▸ **WORK INSTRUCTIONS**
Would you set down every entry shown below, precisely as written?

Chart and figure data:
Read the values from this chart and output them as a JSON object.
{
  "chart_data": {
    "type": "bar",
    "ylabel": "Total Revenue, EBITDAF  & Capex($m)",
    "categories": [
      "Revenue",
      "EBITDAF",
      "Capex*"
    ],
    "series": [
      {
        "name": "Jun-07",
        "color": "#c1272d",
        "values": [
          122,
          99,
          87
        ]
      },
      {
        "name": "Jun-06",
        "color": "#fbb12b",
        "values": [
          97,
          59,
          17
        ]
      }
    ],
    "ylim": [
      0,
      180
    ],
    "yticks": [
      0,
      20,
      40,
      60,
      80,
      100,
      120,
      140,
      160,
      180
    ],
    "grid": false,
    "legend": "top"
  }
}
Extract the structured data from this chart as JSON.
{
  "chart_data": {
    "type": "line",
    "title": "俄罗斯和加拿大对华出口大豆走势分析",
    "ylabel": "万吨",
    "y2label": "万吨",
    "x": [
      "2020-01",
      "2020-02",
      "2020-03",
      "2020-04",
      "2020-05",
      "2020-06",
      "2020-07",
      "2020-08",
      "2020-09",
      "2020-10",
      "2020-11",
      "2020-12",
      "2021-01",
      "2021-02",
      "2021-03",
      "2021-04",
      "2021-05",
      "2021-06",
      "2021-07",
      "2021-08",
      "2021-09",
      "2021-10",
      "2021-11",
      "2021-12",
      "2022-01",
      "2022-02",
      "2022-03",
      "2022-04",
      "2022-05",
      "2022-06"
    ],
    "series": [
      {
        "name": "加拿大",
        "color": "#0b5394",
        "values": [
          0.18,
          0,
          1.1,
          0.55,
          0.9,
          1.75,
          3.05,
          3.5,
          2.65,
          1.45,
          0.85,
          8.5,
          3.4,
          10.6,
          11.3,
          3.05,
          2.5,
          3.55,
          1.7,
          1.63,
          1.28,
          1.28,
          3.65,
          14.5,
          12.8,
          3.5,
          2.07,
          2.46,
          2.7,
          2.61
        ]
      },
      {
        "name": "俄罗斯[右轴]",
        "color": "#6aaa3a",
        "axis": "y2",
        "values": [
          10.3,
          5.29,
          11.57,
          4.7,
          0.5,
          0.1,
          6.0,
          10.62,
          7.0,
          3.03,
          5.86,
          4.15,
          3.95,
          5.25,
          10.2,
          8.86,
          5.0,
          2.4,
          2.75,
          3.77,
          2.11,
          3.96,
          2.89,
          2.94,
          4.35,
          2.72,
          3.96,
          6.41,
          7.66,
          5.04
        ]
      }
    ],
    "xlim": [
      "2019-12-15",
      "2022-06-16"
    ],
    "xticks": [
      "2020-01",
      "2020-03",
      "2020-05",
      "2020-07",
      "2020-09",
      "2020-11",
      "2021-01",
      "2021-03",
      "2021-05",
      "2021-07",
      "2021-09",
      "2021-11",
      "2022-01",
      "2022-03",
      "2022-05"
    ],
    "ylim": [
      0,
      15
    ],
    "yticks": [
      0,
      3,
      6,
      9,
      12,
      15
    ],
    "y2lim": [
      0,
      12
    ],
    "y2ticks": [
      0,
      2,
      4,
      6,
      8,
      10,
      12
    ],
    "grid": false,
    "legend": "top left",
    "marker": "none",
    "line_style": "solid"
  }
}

▸ **THE RESPONSE**
Read the values from this chart and output them as a JSON object.
{
  "chart_data": {
    "type": "bar",
    "ylabel": "Total Revenue, EBITDAF  & Capex($m)",
    "categories": [
      "Revenue",
      "EBITDAF",
      "Capex*"
    ],
    "series": [
      {
        "name": "Jun-07",
        "color": "#c1272d",
        "values": [
          122,
          99,
          87
        ]
      },
      {
        "name": "Jun-06",
        "color": "#fbb12b",
        "values": [
          97,
          59,
          17
        ]
      }
    ],
    "ylim": [
      0,
      180
    ],
    "yticks": [
      0,
      20,
      40,
      60,
      80,
      100,
      120,
      140,
      160,
      180
    ],
    "grid": false,
    "legend": "top"
  }
}
Extract the structured data from this chart as JSON.
{
  "chart_data": {
    "type": "line",
    "title": "俄罗斯和加拿大对华出口大豆走势分析",
    "ylabel": "万吨",
    "y2label": "万吨",
    "x": [
      "2020-01",
      "2020-02",
      "2020-03",
      "2020-04",
      "2020-05",
      "2020-06",
      "2020-07",
      "2020-08",
      "2020-09",
      "2020-10",
      "2020-11",
      "2020-12",
      "2021-01",
      "2021-02",
      "2021-03",
      "2021-04",
      "2021-05",
      "2021-06",
      "2021-07",
      "2021-08",
      "2021-09",
      "2021-10",
      "2021-11",
      "2021-12",
      "2022-01",
      "2022-02",
      "2022-03",
      "2022-04",
      "2022-05",
      "2022-06"
    ],
    "series": [
      {
        "name": "加拿大",
        "color": "#0b5394",
        "values": [
          0.18,
          0,
          1.1,
          0.55,
          0.9,
          1.75,
          3.05,
          3.5,
          2.65,
          1.45,
          0.85,
          8.5,
          3.4,
          10.6,
          11.3,
          3.05,
          2.5,
          3.55,
          1.7,
          1.63,
          1.28,
          1.28,
          3.65,
          14.5,
          12.8,
          3.5,
          2.07,
          2.46,
          2.7,
          2.61
        ]
      },
      {
        "name": "俄罗斯[右轴]",
        "color": "#6aaa3a",
        "axis": "y2",
        "values": [
          10.3,
          5.29,
          11.57,
          4.7,
          0.5,
          0.1,
          6.0,
          10.62,
          7.0,
          3.03,
          5.86,
          4.15,
          3.95,
          5.25,
          10.2,
          8.86,
          5.0,
          2.4,
          2.75,
          3.77,
          2.11,
          3.96,
          2.89,
          2.94,
          4.35,
          2.72,
          3.96,
          6.41,
          7.66,
          5.04
        ]
      }
    ],
    "xlim": [
      "2019-12-15",
      "2022-06-16"
    ],
    "xticks": [
      "2020-01",
      "2020-03",
      "2020-05",
      "2020-07",
      "2020-09",
      "2020-11",
      "2021-01",
      "2021-03",
      "2021-05",
      "2021-07",
      "2021-09",
      "2021-11",
      "2022-01",
      "2022-03",
      "2022-05"
    ],
    "ylim": [
      0,
      15
    ],
    "yticks": [
      0,
      3,
      6,
      9,
      12,
      15
    ],
    "y2lim": [
      0,
      12
    ],
    "y2ticks": [
      0,
      2,
      4,
      6,
      8,
      10,
      12
    ],
    "grid": false,
    "legend": "top left",
    "marker": "none",
    "line_style": "solid"
  }
}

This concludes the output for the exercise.